-- Begin --

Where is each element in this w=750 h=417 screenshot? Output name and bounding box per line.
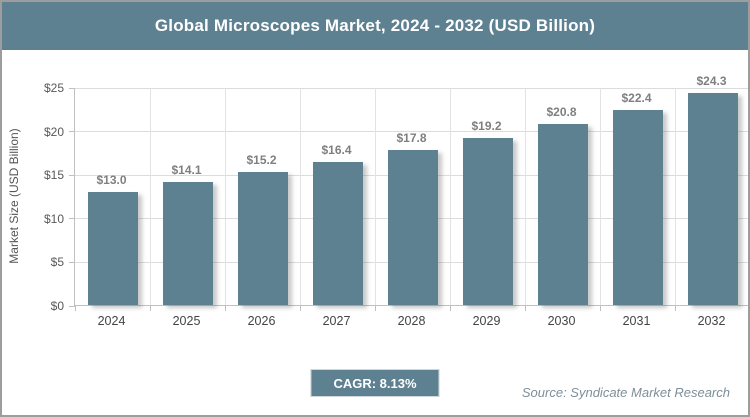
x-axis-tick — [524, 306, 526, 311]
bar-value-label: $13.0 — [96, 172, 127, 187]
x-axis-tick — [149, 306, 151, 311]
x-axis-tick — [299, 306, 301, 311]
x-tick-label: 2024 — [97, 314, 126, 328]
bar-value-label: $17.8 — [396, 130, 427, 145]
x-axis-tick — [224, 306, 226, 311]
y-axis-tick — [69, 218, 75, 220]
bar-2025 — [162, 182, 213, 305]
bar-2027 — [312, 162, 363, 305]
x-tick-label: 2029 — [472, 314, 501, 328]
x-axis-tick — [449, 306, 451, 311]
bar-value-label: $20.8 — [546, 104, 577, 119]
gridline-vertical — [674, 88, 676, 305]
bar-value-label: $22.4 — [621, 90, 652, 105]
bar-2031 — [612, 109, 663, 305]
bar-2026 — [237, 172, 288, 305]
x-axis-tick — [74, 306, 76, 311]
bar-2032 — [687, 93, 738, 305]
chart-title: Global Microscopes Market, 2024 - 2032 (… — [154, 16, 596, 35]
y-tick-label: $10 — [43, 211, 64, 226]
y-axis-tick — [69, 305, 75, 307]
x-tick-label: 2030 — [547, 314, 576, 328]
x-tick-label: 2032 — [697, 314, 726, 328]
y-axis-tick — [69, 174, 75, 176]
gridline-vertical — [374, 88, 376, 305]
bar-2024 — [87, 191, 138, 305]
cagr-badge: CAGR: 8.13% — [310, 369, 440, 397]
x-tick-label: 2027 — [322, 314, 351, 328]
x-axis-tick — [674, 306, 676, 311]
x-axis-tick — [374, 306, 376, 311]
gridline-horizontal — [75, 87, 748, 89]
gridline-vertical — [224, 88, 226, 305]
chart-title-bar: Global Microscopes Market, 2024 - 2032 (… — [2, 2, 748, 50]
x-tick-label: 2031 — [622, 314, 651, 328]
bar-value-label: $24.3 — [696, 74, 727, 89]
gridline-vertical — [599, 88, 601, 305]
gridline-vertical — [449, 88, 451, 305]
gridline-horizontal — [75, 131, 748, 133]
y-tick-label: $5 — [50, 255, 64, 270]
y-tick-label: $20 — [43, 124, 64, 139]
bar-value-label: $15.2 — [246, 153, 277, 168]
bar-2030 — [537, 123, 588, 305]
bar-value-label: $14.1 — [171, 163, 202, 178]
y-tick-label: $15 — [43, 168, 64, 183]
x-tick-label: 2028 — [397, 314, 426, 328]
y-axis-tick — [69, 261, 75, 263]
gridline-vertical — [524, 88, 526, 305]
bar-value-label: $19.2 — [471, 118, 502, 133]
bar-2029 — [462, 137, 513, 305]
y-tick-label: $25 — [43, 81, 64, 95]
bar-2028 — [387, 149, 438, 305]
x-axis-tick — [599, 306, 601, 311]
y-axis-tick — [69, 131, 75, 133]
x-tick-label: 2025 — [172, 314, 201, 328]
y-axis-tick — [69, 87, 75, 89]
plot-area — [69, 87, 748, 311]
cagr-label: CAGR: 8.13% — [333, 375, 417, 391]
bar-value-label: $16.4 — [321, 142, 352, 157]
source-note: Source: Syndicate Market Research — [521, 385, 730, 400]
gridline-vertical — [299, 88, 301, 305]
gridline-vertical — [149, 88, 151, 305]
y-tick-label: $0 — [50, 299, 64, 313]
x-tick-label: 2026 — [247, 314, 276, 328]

-- End --
-- Begin --

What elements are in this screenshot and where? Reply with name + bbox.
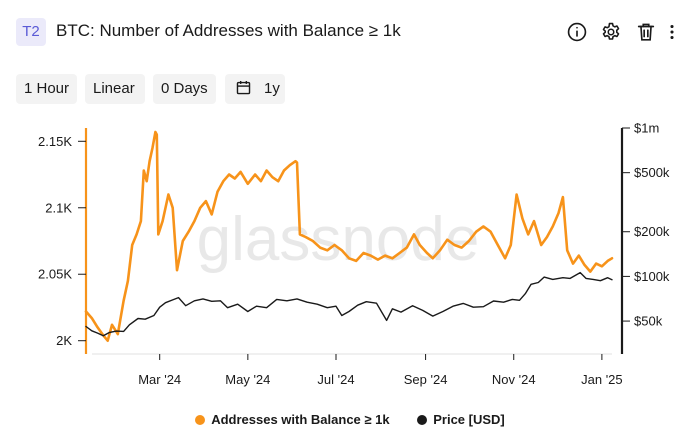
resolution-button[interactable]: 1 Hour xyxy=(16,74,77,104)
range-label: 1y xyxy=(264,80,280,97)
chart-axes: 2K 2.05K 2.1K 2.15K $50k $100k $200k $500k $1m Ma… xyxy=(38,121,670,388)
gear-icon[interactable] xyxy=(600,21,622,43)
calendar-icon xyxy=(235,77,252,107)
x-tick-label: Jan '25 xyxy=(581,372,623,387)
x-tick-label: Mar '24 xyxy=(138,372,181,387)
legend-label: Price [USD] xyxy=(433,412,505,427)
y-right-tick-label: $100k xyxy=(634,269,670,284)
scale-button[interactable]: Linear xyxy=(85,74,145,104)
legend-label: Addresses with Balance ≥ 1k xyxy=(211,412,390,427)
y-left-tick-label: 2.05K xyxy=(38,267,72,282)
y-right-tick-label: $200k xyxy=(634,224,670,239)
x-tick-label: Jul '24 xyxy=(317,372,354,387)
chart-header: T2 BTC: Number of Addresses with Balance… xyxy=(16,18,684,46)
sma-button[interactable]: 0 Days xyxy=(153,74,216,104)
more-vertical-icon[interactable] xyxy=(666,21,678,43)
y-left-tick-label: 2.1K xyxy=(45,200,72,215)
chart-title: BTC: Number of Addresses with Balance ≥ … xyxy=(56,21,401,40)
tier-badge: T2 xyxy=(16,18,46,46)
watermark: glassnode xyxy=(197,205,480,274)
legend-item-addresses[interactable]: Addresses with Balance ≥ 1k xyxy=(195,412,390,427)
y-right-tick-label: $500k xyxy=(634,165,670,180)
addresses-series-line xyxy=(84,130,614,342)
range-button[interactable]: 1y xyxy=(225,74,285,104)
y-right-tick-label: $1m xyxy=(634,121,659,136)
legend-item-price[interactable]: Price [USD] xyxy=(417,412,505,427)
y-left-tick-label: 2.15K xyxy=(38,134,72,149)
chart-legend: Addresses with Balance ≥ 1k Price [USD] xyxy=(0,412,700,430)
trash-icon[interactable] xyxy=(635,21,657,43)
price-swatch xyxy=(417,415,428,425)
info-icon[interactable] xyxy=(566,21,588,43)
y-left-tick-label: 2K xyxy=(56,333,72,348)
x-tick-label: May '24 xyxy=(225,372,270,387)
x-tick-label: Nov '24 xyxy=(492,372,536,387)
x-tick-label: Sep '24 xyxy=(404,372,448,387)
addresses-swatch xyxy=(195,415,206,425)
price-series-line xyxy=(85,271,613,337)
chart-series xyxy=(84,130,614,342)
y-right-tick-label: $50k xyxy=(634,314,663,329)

-- End --
-- Begin --

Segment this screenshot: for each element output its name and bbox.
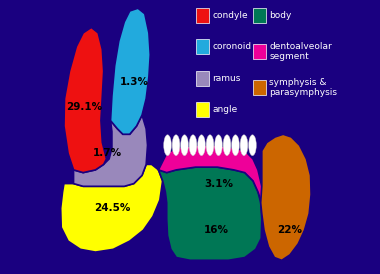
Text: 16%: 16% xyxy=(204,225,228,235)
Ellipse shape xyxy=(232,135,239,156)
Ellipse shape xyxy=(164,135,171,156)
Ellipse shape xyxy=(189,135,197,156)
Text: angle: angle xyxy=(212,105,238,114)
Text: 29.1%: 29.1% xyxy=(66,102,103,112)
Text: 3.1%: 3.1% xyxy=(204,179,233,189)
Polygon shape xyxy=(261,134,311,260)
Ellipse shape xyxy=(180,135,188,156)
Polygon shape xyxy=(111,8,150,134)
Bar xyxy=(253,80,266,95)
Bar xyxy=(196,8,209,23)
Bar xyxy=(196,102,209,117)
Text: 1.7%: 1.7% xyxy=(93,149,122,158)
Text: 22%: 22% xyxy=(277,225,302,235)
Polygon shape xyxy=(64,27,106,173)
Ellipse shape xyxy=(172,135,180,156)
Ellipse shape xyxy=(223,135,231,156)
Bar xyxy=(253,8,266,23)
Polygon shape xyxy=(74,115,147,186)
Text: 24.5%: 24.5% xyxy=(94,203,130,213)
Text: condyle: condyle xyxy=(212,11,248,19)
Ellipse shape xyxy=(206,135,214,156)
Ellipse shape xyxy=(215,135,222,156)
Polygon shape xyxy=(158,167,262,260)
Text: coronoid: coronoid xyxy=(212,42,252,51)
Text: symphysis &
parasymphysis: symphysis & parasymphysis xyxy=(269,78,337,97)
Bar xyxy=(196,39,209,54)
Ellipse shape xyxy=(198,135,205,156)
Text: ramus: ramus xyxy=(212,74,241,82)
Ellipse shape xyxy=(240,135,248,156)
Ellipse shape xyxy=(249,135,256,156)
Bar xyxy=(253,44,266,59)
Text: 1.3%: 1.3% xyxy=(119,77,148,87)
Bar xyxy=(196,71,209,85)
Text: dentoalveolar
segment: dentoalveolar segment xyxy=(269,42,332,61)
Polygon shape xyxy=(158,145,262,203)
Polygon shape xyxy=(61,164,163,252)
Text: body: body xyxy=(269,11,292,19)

-- End --

Given exercise:
Give as a JSON list of strings the record lines starting at the line that contains "resolution-button[interactable]: 1 Hour" and ending at the line that contains "tier-badge: T2 xyxy=(16,18,46,46)", one string per line, leaving out any blank lines.

Complete response:
[
  "resolution-button[interactable]: 1 Hour xyxy=(16,74,77,104)",
  "range-label: 1y xyxy=(264,80,280,97)",
  "chart-axes: 2K 2.05K 2.1K 2.15K $50k $100k $200k $500k $1m Ma… xyxy=(38,121,670,388)",
  "gear-icon[interactable] xyxy=(600,21,622,43)",
  "calendar-icon xyxy=(235,77,252,107)",
  "x-tick-label: Jan '25 xyxy=(581,372,623,387)",
  "x-tick-label: Mar '24 xyxy=(138,372,181,387)",
  "legend-label: Price [USD] xyxy=(433,412,505,427)",
  "y-right-tick-label: $100k xyxy=(634,269,670,284)",
  "scale-button[interactable]: Linear xyxy=(85,74,145,104)",
  "legend-label: Addresses with Balance ≥ 1k xyxy=(211,412,390,427)",
  "y-left-tick-label: 2.05K xyxy=(38,267,72,282)",
  "y-right-tick-label: $200k xyxy=(634,224,670,239)",
  "x-tick-label: Jul '24 xyxy=(317,372,354,387)",
  "chart-header: T2 BTC: Number of Addresses with Balance… xyxy=(16,18,684,46)",
  "sma-button[interactable]: 0 Days xyxy=(153,74,216,104)",
  "more-vertical-icon[interactable] xyxy=(666,21,678,43)",
  "y-left-tick-label: 2.1K xyxy=(45,200,72,215)",
  "chart-title: BTC: Number of Addresses with Balance ≥ … xyxy=(56,21,401,40)",
  "tier-badge: T2 xyxy=(16,18,46,46)"
]